→ Required work: Extract the full set of records, then give each one again exactly.

→ Exercise materials:
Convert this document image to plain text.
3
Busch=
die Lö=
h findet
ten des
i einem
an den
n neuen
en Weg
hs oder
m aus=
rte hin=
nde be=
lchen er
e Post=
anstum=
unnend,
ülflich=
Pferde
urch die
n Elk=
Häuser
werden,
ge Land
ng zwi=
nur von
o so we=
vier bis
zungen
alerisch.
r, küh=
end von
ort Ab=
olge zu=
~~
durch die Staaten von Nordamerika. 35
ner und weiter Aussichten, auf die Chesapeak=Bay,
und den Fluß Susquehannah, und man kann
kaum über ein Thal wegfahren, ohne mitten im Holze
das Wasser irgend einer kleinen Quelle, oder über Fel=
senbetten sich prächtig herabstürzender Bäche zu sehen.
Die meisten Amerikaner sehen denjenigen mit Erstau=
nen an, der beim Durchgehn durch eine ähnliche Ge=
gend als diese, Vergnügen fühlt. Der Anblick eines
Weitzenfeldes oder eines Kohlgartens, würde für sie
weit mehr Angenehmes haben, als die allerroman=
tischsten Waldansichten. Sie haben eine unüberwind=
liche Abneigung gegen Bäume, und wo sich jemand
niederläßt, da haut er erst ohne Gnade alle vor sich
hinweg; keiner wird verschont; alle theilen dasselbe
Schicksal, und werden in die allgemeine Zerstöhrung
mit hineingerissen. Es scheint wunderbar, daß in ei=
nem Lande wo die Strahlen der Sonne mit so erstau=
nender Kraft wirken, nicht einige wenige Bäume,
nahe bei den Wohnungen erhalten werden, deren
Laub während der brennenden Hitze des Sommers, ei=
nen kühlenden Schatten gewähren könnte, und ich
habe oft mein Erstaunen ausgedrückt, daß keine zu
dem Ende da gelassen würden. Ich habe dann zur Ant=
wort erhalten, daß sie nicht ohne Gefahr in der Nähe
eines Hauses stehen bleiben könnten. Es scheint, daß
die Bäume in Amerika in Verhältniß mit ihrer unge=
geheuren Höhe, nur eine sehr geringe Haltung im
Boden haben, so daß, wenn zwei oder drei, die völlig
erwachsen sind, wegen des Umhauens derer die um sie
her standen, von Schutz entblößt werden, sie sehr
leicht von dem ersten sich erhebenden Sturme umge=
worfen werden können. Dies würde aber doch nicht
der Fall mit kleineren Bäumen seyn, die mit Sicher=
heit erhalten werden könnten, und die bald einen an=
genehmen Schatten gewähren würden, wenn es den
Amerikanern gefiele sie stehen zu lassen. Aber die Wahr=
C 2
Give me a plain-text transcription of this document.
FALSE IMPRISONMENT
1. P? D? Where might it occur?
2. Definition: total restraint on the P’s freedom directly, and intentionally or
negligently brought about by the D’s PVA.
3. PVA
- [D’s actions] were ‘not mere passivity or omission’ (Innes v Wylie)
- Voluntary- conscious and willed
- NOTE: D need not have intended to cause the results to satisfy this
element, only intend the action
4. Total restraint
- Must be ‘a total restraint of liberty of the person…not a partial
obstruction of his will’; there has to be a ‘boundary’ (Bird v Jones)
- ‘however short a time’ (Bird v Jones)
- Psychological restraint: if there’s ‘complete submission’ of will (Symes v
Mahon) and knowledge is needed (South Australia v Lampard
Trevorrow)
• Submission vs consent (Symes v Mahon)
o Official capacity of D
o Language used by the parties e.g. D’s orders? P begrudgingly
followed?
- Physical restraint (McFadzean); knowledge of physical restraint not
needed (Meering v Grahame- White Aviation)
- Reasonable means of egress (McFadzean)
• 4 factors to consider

→ Final answer:
Convert this document image to plain text.
3
Busch=
die Lö=
h findet
ten des
i einem
an den
n neuen
en Weg
hs oder
m aus=
rte hin=
nde be=
lchen er
e Post=
anstum=
unnend,
ülflich=
Pferde
urch die
n Elk=
Häuser
werden,
ge Land
ng zwi=
nur von
o so we=
vier bis
zungen
alerisch.
r, küh=
end von
ort Ab=
olge zu=
~~
durch die Staaten von Nordamerika. 35
ner und weiter Aussichten, auf die Chesapeak=Bay,
und den Fluß Susquehannah, und man kann
kaum über ein Thal wegfahren, ohne mitten im Holze
das Wasser irgend einer kleinen Quelle, oder über Fel=
senbetten sich prächtig herabstürzender Bäche zu sehen.
Die meisten Amerikaner sehen denjenigen mit Erstau=
nen an, der beim Durchgehn durch eine ähnliche Ge=
gend als diese, Vergnügen fühlt. Der Anblick eines
Weitzenfeldes oder eines Kohlgartens, würde für sie
weit mehr Angenehmes haben, als die allerroman=
tischsten Waldansichten. Sie haben eine unüberwind=
liche Abneigung gegen Bäume, und wo sich jemand
niederläßt, da haut er erst ohne Gnade alle vor sich
hinweg; keiner wird verschont; alle theilen dasselbe
Schicksal, und werden in die allgemeine Zerstöhrung
mit hineingerissen. Es scheint wunderbar, daß in ei=
nem Lande wo die Strahlen der Sonne mit so erstau=
nender Kraft wirken, nicht einige wenige Bäume,
nahe bei den Wohnungen erhalten werden, deren
Laub während der brennenden Hitze des Sommers, ei=
nen kühlenden Schatten gewähren könnte, und ich
habe oft mein Erstaunen ausgedrückt, daß keine zu
dem Ende da gelassen würden. Ich habe dann zur Ant=
wort erhalten, daß sie nicht ohne Gefahr in der Nähe
eines Hauses stehen bleiben könnten. Es scheint, daß
die Bäume in Amerika in Verhältniß mit ihrer unge=
geheuren Höhe, nur eine sehr geringe Haltung im
Boden haben, so daß, wenn zwei oder drei, die völlig
erwachsen sind, wegen des Umhauens derer die um sie
her standen, von Schutz entblößt werden, sie sehr
leicht von dem ersten sich erhebenden Sturme umge=
worfen werden können. Dies würde aber doch nicht
der Fall mit kleineren Bäumen seyn, die mit Sicher=
heit erhalten werden könnten, und die bald einen an=
genehmen Schatten gewähren würden, wenn es den
Amerikanern gefiele sie stehen zu lassen. Aber die Wahr=
C 2
Give me a plain-text transcription of this document.
FALSE IMPRISONMENT
1. P? D? Where might it occur?
2. Definition: total restraint on the P’s freedom directly, and intentionally or
negligently brought about by the D’s PVA.
3. PVA
- [D’s actions] were ‘not mere passivity or omission’ (Innes v Wylie)
- Voluntary- conscious and willed
- NOTE: D need not have intended to cause the results to satisfy this
element, only intend the action
4. Total restraint
- Must be ‘a total restraint of liberty of the person…not a partial
obstruction of his will’; there has to be a ‘boundary’ (Bird v Jones)
- ‘however short a time’ (Bird v Jones)
- Psychological restraint: if there’s ‘complete submission’ of will (Symes v
Mahon) and knowledge is needed (South Australia v Lampard
Trevorrow)
• Submission vs consent (Symes v Mahon)
o Official capacity of D
o Language used by the parties e.g. D’s orders? P begrudgingly
followed?
- Physical restraint (McFadzean); knowledge of physical restraint not
needed (Meering v Grahame- White Aviation)
- Reasonable means of egress (McFadzean)
• 4 factors to consider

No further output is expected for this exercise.